# [Task to carry out]
Extract the data exactly, missing nothing.

# [Given data]
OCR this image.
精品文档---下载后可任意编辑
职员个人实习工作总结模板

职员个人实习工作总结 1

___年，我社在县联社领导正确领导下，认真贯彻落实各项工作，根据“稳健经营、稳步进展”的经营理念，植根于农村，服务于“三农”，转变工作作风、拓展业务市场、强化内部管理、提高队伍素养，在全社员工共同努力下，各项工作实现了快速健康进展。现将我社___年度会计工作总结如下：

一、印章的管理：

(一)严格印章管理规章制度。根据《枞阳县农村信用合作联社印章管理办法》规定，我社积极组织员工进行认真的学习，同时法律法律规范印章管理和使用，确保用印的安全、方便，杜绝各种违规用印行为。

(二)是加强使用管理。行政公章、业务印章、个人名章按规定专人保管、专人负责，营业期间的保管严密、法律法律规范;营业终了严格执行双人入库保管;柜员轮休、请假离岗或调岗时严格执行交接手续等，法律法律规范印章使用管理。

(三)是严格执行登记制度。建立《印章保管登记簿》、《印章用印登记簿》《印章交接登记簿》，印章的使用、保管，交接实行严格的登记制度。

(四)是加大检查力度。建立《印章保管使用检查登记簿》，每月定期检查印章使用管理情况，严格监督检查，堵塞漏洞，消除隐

# [Exercise answer]
OCR this image.
精品文档---下载后可任意编辑
职员个人实习工作总结模板

职员个人实习工作总结 1

___年，我社在县联社领导正确领导下，认真贯彻落实各项工作，根据“稳健经营、稳步进展”的经营理念，植根于农村，服务于“三农”，转变工作作风、拓展业务市场、强化内部管理、提高队伍素养，在全社员工共同努力下，各项工作实现了快速健康进展。现将我社___年度会计工作总结如下：

一、印章的管理：

(一)严格印章管理规章制度。根据《枞阳县农村信用合作联社印章管理办法》规定，我社积极组织员工进行认真的学习，同时法律法律规范印章管理和使用，确保用印的安全、方便，杜绝各种违规用印行为。

(二)是加强使用管理。行政公章、业务印章、个人名章按规定专人保管、专人负责，营业期间的保管严密、法律法律规范;营业终了严格执行双人入库保管;柜员轮休、请假离岗或调岗时严格执行交接手续等，法律法律规范印章使用管理。

(三)是严格执行登记制度。建立《印章保管登记簿》、《印章用印登记簿》《印章交接登记簿》，印章的使用、保管，交接实行严格的登记制度。

(四)是加大检查力度。建立《印章保管使用检查登记簿》，每月定期检查印章使用管理情况，严格监督检查，堵塞漏洞，消除隐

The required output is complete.